• _Raw records_
◆ ◆ ◆ ◆ ◆ ◆ ◆
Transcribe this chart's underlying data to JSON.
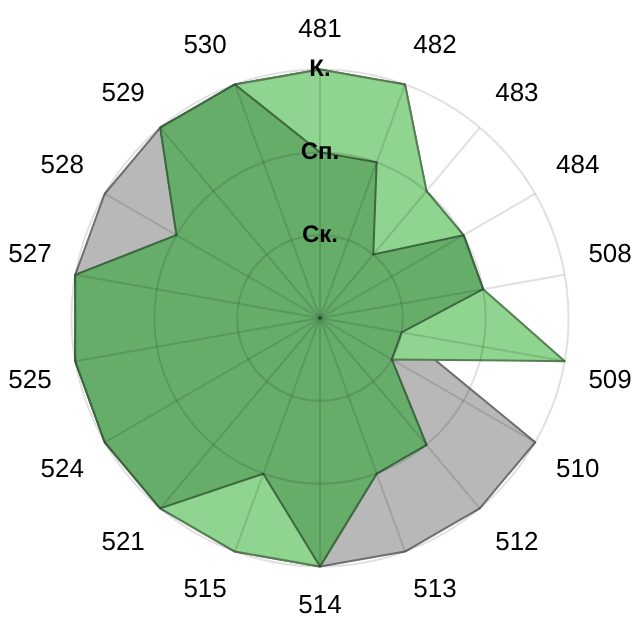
{
  "chart_data": {
    "type": "radar",
    "categories": [
      "481",
      "482",
      "483",
      "484",
      "508",
      "509",
      "510",
      "512",
      "513",
      "514",
      "515",
      "521",
      "524",
      "525",
      "527",
      "528",
      "529",
      "530"
    ],
    "series": [
      {
        "color": "#b8b8b8",
        "values": [
          3,
          3,
          2,
          2,
          2,
          1,
          3,
          3,
          3,
          3,
          3,
          3,
          3,
          3,
          3,
          3,
          3,
          3
        ]
      },
      {
        "color": "#8fd48f",
        "values": [
          3,
          3,
          2,
          2,
          2,
          3,
          1,
          2,
          2,
          3,
          3,
          3,
          3,
          3,
          3,
          2,
          3,
          3
        ]
      },
      {
        "color": "#66ad6a",
        "values": [
          2,
          2,
          1,
          2,
          2,
          1,
          1,
          2,
          2,
          3,
          2,
          3,
          3,
          3,
          3,
          2,
          3,
          3
        ]
      }
    ],
    "ylim": [
      0,
      3
    ],
    "yticks": [
      {
        "value": 1,
        "label": "Ск."
      },
      {
        "value": 2,
        "label": "Сп."
      },
      {
        "value": 3,
        "label": "К."
      }
    ],
    "grid": true,
    "legend": false,
    "marker": "none"
  }
}
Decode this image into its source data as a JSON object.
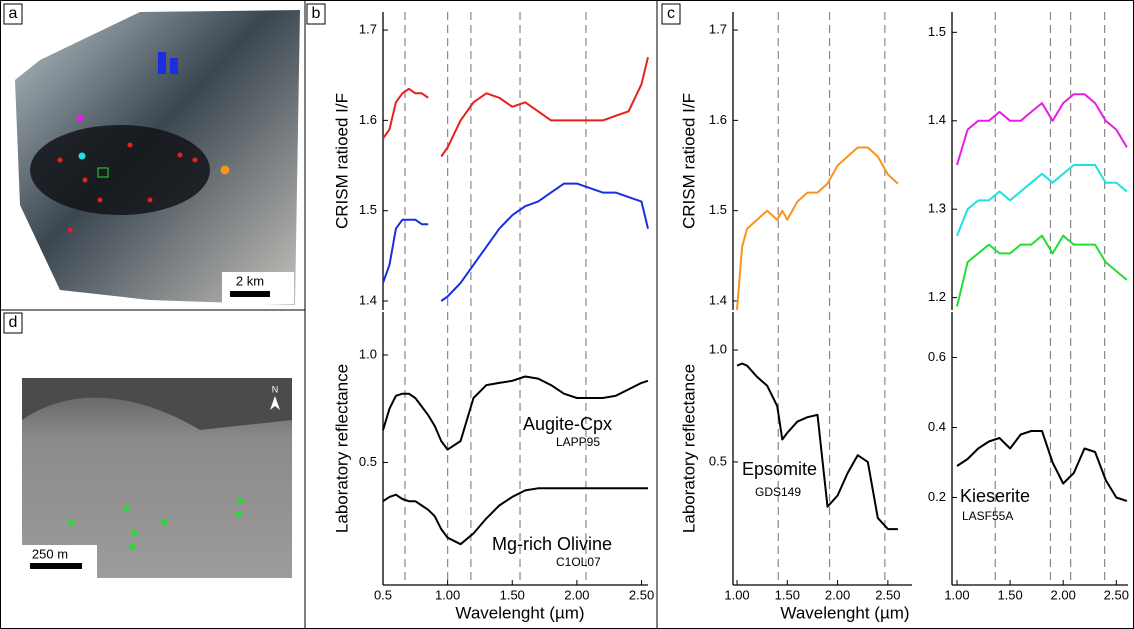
{
  "panels": {
    "labels": [
      "a",
      "b",
      "c",
      "d"
    ],
    "a_scale": "2 km",
    "d_scale": "250 m",
    "north": "N"
  },
  "chart_data": [
    {
      "type": "line",
      "ylabel": "CRISM ratioed I/F",
      "x": [
        0.5,
        0.55,
        0.6,
        0.65,
        0.7,
        0.75,
        0.8,
        0.85,
        0.9,
        0.95,
        1.0,
        1.1,
        1.2,
        1.3,
        1.4,
        1.5,
        1.6,
        1.7,
        1.8,
        1.9,
        2.0,
        2.1,
        2.2,
        2.3,
        2.4,
        2.5,
        2.55
      ],
      "series": [
        {
          "color": "#e8201c",
          "values": [
            1.58,
            1.59,
            1.62,
            1.63,
            1.635,
            1.63,
            1.63,
            1.625,
            null,
            1.56,
            1.57,
            1.6,
            1.62,
            1.63,
            1.625,
            1.615,
            1.62,
            1.61,
            1.6,
            1.6,
            1.6,
            1.6,
            1.6,
            1.605,
            1.61,
            1.64,
            1.67
          ]
        },
        {
          "color": "#1a2ee0",
          "values": [
            1.42,
            1.44,
            1.48,
            1.49,
            1.49,
            1.49,
            1.485,
            1.485,
            null,
            1.4,
            1.405,
            1.42,
            1.44,
            1.46,
            1.48,
            1.495,
            1.505,
            1.51,
            1.52,
            1.53,
            1.53,
            1.525,
            1.52,
            1.52,
            1.515,
            1.51,
            1.48
          ]
        }
      ],
      "xlim": [
        0.5,
        2.55
      ],
      "ylim": [
        1.39,
        1.72
      ],
      "yticks": [
        1.4,
        1.5,
        1.6,
        1.7
      ],
      "vlines": [
        0.67,
        1.0,
        1.18,
        1.56,
        2.07
      ]
    },
    {
      "type": "line",
      "ylabel": "Laboratory reflectance",
      "xlabel": "Wavelenght (µm)",
      "x": [
        0.5,
        0.55,
        0.6,
        0.65,
        0.7,
        0.75,
        0.8,
        0.85,
        0.9,
        0.95,
        1.0,
        1.1,
        1.2,
        1.3,
        1.4,
        1.5,
        1.6,
        1.7,
        1.8,
        1.9,
        2.0,
        2.1,
        2.2,
        2.3,
        2.4,
        2.5,
        2.55
      ],
      "series": [
        {
          "name": "Augite-Cpx",
          "sample": "LAPP95",
          "color": "#000000",
          "values": [
            0.65,
            0.75,
            0.81,
            0.82,
            0.82,
            0.8,
            0.76,
            0.72,
            0.67,
            0.6,
            0.56,
            0.6,
            0.8,
            0.86,
            0.87,
            0.88,
            0.9,
            0.89,
            0.86,
            0.82,
            0.8,
            0.8,
            0.8,
            0.81,
            0.84,
            0.87,
            0.88
          ]
        },
        {
          "name": "Mg-rich Olivine",
          "sample": "C1OL07",
          "color": "#000000",
          "values": [
            0.32,
            0.34,
            0.35,
            0.33,
            0.32,
            0.32,
            0.3,
            0.28,
            0.25,
            0.19,
            0.15,
            0.12,
            0.17,
            0.24,
            0.3,
            0.34,
            0.37,
            0.38,
            0.38,
            0.38,
            0.38,
            0.38,
            0.38,
            0.38,
            0.38,
            0.38,
            0.38
          ]
        }
      ],
      "xlim": [
        0.5,
        2.55
      ],
      "ylim": [
        -0.07,
        1.2
      ],
      "xticks": [
        0.5,
        {
          "value": 1,
          "label": "1.00"
        },
        {
          "value": 1.5,
          "label": "1.50"
        },
        {
          "value": 2,
          "label": "2.00"
        },
        {
          "value": 2.5,
          "label": "2.50"
        }
      ],
      "yticks": [
        0.5,
        {
          "value": 1,
          "label": "1.0"
        }
      ],
      "vlines": [
        0.67,
        1.0,
        1.18,
        1.56,
        2.07
      ]
    },
    {
      "type": "line",
      "ylabel": "CRISM ratioed I/F",
      "x": [
        1.0,
        1.05,
        1.1,
        1.2,
        1.3,
        1.4,
        1.45,
        1.5,
        1.6,
        1.7,
        1.8,
        1.9,
        2.0,
        2.1,
        2.2,
        2.3,
        2.4,
        2.5,
        2.6
      ],
      "series": [
        {
          "color": "#f7941d",
          "values": [
            1.39,
            1.46,
            1.48,
            1.49,
            1.5,
            1.49,
            1.5,
            1.49,
            1.51,
            1.52,
            1.52,
            1.53,
            1.55,
            1.56,
            1.57,
            1.57,
            1.56,
            1.54,
            1.53
          ]
        }
      ],
      "xlim": [
        0.96,
        2.74
      ],
      "ylim": [
        1.39,
        1.72
      ],
      "yticks": [
        1.4,
        1.5,
        1.6,
        1.7
      ],
      "vlines": [
        1.41,
        1.92,
        2.47
      ]
    },
    {
      "type": "line",
      "ylabel": "Laboratory reflectance",
      "xlabel": "Wavelenght (µm)",
      "x": [
        1.0,
        1.05,
        1.1,
        1.2,
        1.3,
        1.4,
        1.45,
        1.5,
        1.6,
        1.7,
        1.8,
        1.9,
        2.0,
        2.1,
        2.2,
        2.3,
        2.4,
        2.5,
        2.6
      ],
      "series": [
        {
          "name": "Epsomite",
          "sample": "GDS149",
          "color": "#000000",
          "values": [
            0.93,
            0.94,
            0.93,
            0.88,
            0.84,
            0.75,
            0.6,
            0.63,
            0.68,
            0.7,
            0.71,
            0.3,
            0.35,
            0.45,
            0.53,
            0.5,
            0.25,
            0.2,
            0.2
          ]
        }
      ],
      "xlim": [
        0.96,
        2.74
      ],
      "ylim": [
        -0.05,
        1.17
      ],
      "xticks": [
        {
          "value": 1,
          "label": "1.00"
        },
        {
          "value": 1.5,
          "label": "1.50"
        },
        {
          "value": 2,
          "label": "2.00"
        },
        {
          "value": 2.5,
          "label": "2.50"
        }
      ],
      "yticks": [
        0.5,
        {
          "value": 1,
          "label": "1.0"
        }
      ],
      "vlines": [
        1.41,
        1.92,
        2.47
      ]
    },
    {
      "type": "line",
      "x": [
        1.0,
        1.1,
        1.2,
        1.3,
        1.4,
        1.5,
        1.6,
        1.7,
        1.8,
        1.9,
        2.0,
        2.1,
        2.2,
        2.3,
        2.4,
        2.5,
        2.6
      ],
      "series": [
        {
          "color": "#e61ee6",
          "values": [
            1.35,
            1.39,
            1.4,
            1.4,
            1.41,
            1.4,
            1.4,
            1.41,
            1.42,
            1.4,
            1.42,
            1.43,
            1.43,
            1.42,
            1.4,
            1.39,
            1.37
          ]
        },
        {
          "color": "#22e0dc",
          "values": [
            1.27,
            1.3,
            1.31,
            1.31,
            1.32,
            1.31,
            1.32,
            1.33,
            1.34,
            1.33,
            1.34,
            1.35,
            1.35,
            1.35,
            1.33,
            1.33,
            1.32
          ]
        },
        {
          "color": "#22dd33",
          "values": [
            1.19,
            1.24,
            1.25,
            1.26,
            1.25,
            1.25,
            1.26,
            1.26,
            1.27,
            1.25,
            1.27,
            1.26,
            1.26,
            1.26,
            1.24,
            1.23,
            1.22
          ]
        }
      ],
      "xlim": [
        0.953,
        2.61
      ],
      "ylim": [
        1.186,
        1.523
      ],
      "yticks": [
        1.2,
        1.3,
        1.4,
        1.5
      ],
      "vlines": [
        1.36,
        1.88,
        2.07,
        2.39
      ]
    },
    {
      "type": "line",
      "x": [
        1.0,
        1.1,
        1.2,
        1.3,
        1.4,
        1.5,
        1.6,
        1.7,
        1.8,
        1.9,
        2.0,
        2.1,
        2.2,
        2.3,
        2.4,
        2.5,
        2.6
      ],
      "series": [
        {
          "name": "Kieserite",
          "sample": "LASF55A",
          "color": "#000000",
          "values": [
            0.29,
            0.31,
            0.34,
            0.36,
            0.37,
            0.34,
            0.38,
            0.39,
            0.39,
            0.3,
            0.24,
            0.27,
            0.34,
            0.33,
            0.25,
            0.2,
            0.19
          ]
        }
      ],
      "xlim": [
        0.953,
        2.61
      ],
      "ylim": [
        -0.05,
        0.73
      ],
      "xticks": [
        {
          "value": 1,
          "label": "1.00"
        },
        {
          "value": 1.5,
          "label": "1.50"
        },
        {
          "value": 2,
          "label": "2.00"
        },
        {
          "value": 2.5,
          "label": "2.50"
        }
      ],
      "yticks": [
        0.2,
        0.4,
        0.6
      ],
      "vlines": [
        1.36,
        1.88,
        2.07,
        2.39
      ]
    }
  ]
}
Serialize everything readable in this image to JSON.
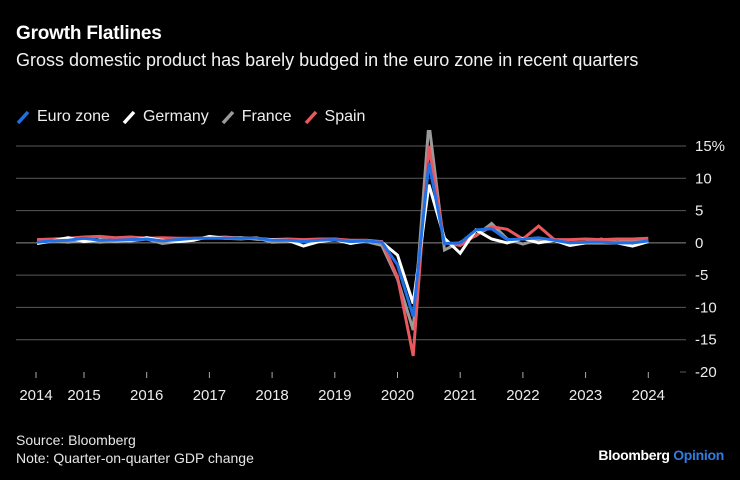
{
  "header": {
    "title": "Growth Flatlines",
    "subtitle": "Gross domestic product has barely budged in the euro zone in recent quarters"
  },
  "footer": {
    "source": "Source: Bloomberg",
    "note": "Note: Quarter-on-quarter GDP change"
  },
  "brand": {
    "name": "Bloomberg",
    "suffix": "Opinion",
    "suffix_color": "#2f7de1"
  },
  "chart_data": {
    "type": "line",
    "title": "Growth Flatlines",
    "subtitle": "Gross domestic product has barely budged in the euro zone in recent quarters",
    "xlabel": "",
    "ylabel": "Quarter-on-quarter GDP change (%)",
    "ylim": [
      -20,
      15
    ],
    "y_ticks": [
      15,
      10,
      5,
      0,
      -5,
      -10,
      -15,
      -20
    ],
    "y_tick_labels": [
      "15%",
      "10",
      "5",
      "0",
      "-5",
      "-10",
      "-15",
      "-20"
    ],
    "x_tick_labels": [
      "2014",
      "2015",
      "2016",
      "2017",
      "2018",
      "2019",
      "2020",
      "2021",
      "2022",
      "2023",
      "2024"
    ],
    "grid": true,
    "legend_position": "top-left",
    "x": [
      "2014Q2",
      "2014Q3",
      "2014Q4",
      "2015Q1",
      "2015Q2",
      "2015Q3",
      "2015Q4",
      "2016Q1",
      "2016Q2",
      "2016Q3",
      "2016Q4",
      "2017Q1",
      "2017Q2",
      "2017Q3",
      "2017Q4",
      "2018Q1",
      "2018Q2",
      "2018Q3",
      "2018Q4",
      "2019Q1",
      "2019Q2",
      "2019Q3",
      "2019Q4",
      "2020Q1",
      "2020Q2",
      "2020Q3",
      "2020Q4",
      "2021Q1",
      "2021Q2",
      "2021Q3",
      "2021Q4",
      "2022Q1",
      "2022Q2",
      "2022Q3",
      "2022Q4",
      "2023Q1",
      "2023Q2",
      "2023Q3",
      "2023Q4",
      "2024Q1"
    ],
    "series": [
      {
        "name": "France",
        "color": "#9a9a9a",
        "values": [
          0.0,
          0.3,
          0.1,
          0.4,
          0.1,
          0.3,
          0.3,
          0.6,
          -0.1,
          0.2,
          0.6,
          0.8,
          0.7,
          0.6,
          0.8,
          0.1,
          0.2,
          0.4,
          0.5,
          0.6,
          0.3,
          0.2,
          -0.4,
          -5.6,
          -13.5,
          18.6,
          -1.1,
          0.1,
          1.1,
          3.0,
          0.6,
          -0.2,
          0.5,
          0.4,
          0.0,
          0.1,
          0.6,
          0.1,
          0.4,
          0.2
        ]
      },
      {
        "name": "Spain",
        "color": "#e8585e",
        "values": [
          0.5,
          0.6,
          0.7,
          0.9,
          1.0,
          0.8,
          0.9,
          0.7,
          0.8,
          0.7,
          0.7,
          0.8,
          0.9,
          0.7,
          0.7,
          0.5,
          0.6,
          0.5,
          0.6,
          0.6,
          0.4,
          0.4,
          0.2,
          -5.3,
          -17.5,
          15.0,
          0.0,
          -0.4,
          1.2,
          2.5,
          2.1,
          0.6,
          2.6,
          0.5,
          0.5,
          0.6,
          0.5,
          0.6,
          0.6,
          0.7
        ]
      },
      {
        "name": "Germany",
        "color": "#ffffff",
        "values": [
          -0.1,
          0.3,
          0.8,
          0.2,
          0.5,
          0.3,
          0.4,
          0.8,
          0.4,
          0.2,
          0.4,
          1.0,
          0.7,
          0.8,
          0.6,
          0.5,
          0.4,
          -0.5,
          0.2,
          0.5,
          -0.1,
          0.3,
          0.1,
          -1.9,
          -9.4,
          9.0,
          0.7,
          -1.6,
          2.0,
          0.6,
          0.0,
          0.7,
          0.0,
          0.4,
          -0.4,
          0.0,
          0.0,
          0.0,
          -0.5,
          0.2
        ]
      },
      {
        "name": "Euro zone",
        "color": "#1f6fe5",
        "values": [
          0.1,
          0.3,
          0.4,
          0.7,
          0.4,
          0.4,
          0.5,
          0.6,
          0.3,
          0.5,
          0.7,
          0.7,
          0.7,
          0.7,
          0.7,
          0.4,
          0.4,
          0.2,
          0.4,
          0.5,
          0.2,
          0.3,
          0.1,
          -3.4,
          -11.4,
          12.4,
          -0.1,
          0.0,
          2.0,
          2.2,
          0.5,
          0.6,
          0.8,
          0.4,
          0.0,
          0.1,
          0.1,
          0.0,
          0.0,
          0.3
        ]
      }
    ]
  }
}
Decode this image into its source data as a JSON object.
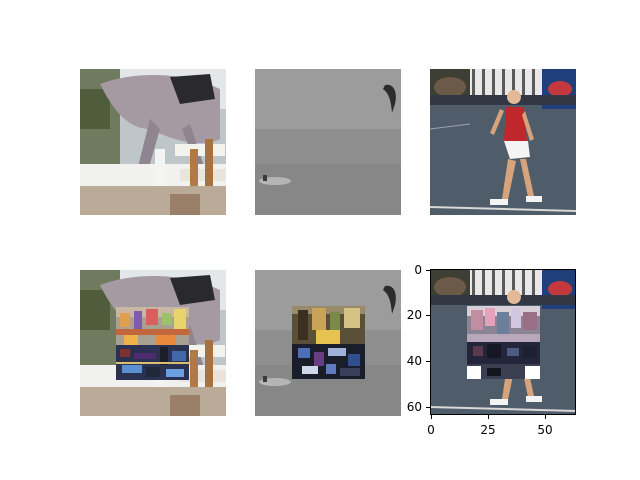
◆ ◆ ◆ ◆ ◆ ◆ ◆
• _Exercise objective_
Give only the number of lines in the records that include the word "Bloomberg".

• _Reply_
2